The task:
Extract each line holding the word "shown" from the entries.

Material for this exercise:
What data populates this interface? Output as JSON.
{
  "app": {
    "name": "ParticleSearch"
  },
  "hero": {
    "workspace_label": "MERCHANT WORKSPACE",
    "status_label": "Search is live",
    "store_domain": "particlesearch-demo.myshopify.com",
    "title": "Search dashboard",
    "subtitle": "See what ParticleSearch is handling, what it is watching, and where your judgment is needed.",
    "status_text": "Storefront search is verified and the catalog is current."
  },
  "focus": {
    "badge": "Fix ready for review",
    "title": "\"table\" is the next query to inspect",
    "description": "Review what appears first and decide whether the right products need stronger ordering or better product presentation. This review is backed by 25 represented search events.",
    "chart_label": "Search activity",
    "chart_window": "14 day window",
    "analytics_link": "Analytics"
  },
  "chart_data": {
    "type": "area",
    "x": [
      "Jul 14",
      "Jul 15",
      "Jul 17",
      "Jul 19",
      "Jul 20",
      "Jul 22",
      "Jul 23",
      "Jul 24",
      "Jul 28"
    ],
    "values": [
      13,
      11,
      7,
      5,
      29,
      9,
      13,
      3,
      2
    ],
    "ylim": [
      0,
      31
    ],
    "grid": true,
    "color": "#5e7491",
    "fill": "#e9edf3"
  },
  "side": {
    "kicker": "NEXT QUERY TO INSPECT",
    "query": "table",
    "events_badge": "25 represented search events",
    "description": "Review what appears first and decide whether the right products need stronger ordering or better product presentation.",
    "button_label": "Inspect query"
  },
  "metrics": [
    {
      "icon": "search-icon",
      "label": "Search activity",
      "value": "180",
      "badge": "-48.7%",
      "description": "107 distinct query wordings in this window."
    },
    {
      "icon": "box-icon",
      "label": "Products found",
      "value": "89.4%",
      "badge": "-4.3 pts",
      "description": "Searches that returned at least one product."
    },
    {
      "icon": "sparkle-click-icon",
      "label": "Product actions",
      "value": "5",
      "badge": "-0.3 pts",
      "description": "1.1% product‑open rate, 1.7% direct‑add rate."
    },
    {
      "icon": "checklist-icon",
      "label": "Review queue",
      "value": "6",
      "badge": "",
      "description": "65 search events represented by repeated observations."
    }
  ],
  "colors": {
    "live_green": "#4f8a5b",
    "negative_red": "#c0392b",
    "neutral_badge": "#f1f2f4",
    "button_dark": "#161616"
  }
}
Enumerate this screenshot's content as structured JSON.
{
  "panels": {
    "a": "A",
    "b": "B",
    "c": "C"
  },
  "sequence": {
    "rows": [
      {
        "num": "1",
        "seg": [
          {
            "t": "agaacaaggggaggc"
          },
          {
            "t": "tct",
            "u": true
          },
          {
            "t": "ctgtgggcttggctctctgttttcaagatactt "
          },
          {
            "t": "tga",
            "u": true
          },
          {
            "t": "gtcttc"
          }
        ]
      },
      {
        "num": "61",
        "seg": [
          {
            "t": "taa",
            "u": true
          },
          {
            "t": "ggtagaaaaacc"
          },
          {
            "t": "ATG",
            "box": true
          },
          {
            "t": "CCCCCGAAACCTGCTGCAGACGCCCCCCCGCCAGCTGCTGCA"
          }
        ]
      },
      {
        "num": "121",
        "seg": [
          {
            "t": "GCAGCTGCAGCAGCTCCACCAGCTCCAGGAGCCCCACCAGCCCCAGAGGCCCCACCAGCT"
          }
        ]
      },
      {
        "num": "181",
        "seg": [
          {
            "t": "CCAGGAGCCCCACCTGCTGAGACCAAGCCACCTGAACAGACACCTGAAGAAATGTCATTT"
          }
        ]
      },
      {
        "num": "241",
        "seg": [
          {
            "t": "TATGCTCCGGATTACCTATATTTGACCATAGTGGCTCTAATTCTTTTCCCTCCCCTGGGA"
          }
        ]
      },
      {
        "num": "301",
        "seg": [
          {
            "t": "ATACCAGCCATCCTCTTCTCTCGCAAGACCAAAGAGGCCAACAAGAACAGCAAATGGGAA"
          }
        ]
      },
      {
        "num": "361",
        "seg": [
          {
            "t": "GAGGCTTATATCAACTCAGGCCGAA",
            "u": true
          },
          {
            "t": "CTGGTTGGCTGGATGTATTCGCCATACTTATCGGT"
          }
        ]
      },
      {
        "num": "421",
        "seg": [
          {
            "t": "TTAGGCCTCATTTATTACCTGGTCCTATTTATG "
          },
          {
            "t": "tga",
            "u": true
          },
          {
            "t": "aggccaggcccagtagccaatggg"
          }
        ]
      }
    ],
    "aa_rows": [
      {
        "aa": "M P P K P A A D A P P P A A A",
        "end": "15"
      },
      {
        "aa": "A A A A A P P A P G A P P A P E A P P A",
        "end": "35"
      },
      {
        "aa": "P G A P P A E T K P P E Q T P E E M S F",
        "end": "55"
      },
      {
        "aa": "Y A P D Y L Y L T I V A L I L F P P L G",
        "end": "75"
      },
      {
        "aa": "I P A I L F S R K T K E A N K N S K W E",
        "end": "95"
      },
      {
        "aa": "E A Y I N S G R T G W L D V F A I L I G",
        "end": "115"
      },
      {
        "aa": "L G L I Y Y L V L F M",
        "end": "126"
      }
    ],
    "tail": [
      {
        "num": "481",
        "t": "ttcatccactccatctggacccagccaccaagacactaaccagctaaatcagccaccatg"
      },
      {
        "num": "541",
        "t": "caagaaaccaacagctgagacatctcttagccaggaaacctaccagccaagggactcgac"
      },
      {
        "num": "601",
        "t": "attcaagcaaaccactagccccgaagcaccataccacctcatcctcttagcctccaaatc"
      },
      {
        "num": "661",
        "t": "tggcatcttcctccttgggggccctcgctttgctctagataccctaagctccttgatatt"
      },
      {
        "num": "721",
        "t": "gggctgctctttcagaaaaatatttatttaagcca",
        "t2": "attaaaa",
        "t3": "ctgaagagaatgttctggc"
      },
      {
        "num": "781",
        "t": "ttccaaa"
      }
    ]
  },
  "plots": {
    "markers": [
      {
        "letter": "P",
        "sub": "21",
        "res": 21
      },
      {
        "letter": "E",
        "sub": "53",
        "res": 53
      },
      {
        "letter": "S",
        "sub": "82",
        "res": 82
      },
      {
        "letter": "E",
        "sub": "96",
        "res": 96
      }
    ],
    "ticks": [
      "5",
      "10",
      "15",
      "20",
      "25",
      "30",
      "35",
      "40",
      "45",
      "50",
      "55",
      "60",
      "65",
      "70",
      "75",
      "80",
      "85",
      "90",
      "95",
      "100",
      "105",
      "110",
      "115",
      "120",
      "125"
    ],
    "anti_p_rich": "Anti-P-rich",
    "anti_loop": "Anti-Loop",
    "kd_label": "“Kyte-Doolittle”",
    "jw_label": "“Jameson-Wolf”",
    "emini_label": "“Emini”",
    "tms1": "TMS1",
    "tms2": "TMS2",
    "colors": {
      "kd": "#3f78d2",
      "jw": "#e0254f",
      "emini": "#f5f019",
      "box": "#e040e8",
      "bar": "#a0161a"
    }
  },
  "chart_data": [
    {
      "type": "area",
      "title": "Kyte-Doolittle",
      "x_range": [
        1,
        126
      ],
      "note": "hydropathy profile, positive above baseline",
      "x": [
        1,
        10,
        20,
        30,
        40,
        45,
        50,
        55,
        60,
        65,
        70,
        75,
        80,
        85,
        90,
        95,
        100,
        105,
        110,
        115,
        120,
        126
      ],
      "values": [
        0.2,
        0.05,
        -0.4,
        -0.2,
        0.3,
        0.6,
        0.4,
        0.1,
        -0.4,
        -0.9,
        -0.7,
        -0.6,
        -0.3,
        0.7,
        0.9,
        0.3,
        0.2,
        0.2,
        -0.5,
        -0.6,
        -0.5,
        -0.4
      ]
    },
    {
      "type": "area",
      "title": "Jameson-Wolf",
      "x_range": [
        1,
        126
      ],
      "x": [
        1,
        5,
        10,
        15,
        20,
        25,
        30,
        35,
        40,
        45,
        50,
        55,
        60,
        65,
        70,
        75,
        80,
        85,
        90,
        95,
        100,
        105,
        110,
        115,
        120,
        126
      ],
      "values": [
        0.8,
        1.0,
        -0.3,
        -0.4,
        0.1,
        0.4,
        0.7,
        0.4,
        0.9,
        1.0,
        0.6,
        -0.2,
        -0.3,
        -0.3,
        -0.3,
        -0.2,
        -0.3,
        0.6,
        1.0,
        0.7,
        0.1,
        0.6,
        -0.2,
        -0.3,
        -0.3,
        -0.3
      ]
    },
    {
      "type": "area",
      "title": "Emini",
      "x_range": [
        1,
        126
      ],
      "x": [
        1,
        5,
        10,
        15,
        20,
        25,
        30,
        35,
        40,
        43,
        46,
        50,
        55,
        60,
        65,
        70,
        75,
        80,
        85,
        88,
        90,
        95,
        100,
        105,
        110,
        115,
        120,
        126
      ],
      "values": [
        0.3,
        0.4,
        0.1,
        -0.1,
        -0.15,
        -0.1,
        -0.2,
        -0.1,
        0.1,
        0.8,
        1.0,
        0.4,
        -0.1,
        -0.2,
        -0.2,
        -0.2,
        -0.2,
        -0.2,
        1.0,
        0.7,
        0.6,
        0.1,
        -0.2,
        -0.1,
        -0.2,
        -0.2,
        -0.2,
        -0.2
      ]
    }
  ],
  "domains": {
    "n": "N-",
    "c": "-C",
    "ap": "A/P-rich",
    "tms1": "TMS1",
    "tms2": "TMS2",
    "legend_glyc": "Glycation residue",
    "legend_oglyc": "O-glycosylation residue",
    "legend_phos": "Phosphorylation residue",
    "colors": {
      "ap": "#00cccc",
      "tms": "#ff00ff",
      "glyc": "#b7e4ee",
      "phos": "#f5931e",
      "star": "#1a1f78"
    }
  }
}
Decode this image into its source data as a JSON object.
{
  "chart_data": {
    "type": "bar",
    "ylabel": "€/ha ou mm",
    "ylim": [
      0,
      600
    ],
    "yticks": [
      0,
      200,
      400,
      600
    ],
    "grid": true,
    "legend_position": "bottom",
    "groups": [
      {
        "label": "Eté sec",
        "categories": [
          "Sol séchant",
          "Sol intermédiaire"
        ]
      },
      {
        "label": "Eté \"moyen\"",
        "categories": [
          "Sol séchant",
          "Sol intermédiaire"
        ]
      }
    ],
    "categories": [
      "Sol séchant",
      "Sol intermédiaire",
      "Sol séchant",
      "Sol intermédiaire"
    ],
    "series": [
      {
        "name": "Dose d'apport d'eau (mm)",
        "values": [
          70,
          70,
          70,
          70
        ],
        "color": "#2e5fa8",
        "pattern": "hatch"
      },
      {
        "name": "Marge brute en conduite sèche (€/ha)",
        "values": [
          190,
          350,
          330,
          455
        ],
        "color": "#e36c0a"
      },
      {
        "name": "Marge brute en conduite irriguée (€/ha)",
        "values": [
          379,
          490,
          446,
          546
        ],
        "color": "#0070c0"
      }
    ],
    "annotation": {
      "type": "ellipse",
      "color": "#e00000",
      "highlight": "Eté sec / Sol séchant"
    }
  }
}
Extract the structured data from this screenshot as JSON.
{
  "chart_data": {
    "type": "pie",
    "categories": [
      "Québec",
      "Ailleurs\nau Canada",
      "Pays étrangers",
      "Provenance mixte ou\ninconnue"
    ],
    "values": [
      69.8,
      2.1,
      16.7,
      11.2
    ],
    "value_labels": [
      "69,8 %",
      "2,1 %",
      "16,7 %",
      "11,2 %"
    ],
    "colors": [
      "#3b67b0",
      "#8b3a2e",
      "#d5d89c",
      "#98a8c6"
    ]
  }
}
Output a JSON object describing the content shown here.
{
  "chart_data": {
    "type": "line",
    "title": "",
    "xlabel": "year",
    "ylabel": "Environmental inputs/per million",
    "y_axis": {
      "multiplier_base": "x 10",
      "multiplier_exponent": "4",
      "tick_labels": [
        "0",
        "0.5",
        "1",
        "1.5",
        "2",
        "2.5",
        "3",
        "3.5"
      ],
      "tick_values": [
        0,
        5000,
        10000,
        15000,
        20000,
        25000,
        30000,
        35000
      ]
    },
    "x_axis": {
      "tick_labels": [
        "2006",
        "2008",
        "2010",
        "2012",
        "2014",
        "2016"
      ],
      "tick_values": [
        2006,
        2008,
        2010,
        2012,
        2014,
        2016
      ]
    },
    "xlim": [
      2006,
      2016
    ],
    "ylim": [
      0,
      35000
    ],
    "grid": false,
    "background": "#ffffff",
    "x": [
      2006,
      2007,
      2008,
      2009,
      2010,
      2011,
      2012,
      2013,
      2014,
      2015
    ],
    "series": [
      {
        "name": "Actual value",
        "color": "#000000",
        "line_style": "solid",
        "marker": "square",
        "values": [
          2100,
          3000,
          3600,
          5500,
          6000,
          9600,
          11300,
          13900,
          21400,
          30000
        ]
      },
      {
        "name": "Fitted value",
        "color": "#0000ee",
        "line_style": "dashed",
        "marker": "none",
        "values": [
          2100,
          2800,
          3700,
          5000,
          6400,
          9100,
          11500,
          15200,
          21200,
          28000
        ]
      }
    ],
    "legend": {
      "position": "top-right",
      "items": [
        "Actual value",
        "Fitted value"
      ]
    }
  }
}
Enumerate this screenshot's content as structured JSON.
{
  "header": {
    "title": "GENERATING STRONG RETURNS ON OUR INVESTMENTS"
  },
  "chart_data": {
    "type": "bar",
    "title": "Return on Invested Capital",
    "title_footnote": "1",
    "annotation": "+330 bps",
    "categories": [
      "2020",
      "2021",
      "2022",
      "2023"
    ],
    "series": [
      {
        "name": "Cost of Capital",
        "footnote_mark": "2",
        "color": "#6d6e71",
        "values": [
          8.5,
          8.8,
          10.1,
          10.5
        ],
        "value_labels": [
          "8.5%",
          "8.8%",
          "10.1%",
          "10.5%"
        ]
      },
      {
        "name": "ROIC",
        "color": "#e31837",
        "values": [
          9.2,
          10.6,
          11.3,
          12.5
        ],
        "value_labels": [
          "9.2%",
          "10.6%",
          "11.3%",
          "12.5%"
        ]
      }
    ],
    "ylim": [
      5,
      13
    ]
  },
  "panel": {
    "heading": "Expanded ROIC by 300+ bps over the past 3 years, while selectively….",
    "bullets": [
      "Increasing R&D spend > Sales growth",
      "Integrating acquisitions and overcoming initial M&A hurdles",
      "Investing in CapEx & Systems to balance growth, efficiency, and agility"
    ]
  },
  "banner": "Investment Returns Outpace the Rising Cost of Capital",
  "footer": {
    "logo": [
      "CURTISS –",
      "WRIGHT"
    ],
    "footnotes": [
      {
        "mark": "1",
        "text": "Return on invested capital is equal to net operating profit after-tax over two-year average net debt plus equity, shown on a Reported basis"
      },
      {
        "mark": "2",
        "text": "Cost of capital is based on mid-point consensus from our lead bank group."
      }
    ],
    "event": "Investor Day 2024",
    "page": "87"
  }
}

Correct response:
Output a JSON object describing the content shown here.
        "text": "Return on invested capital is equal to net operating profit after-tax over two-year average net debt plus equity, shown on a Reported basis"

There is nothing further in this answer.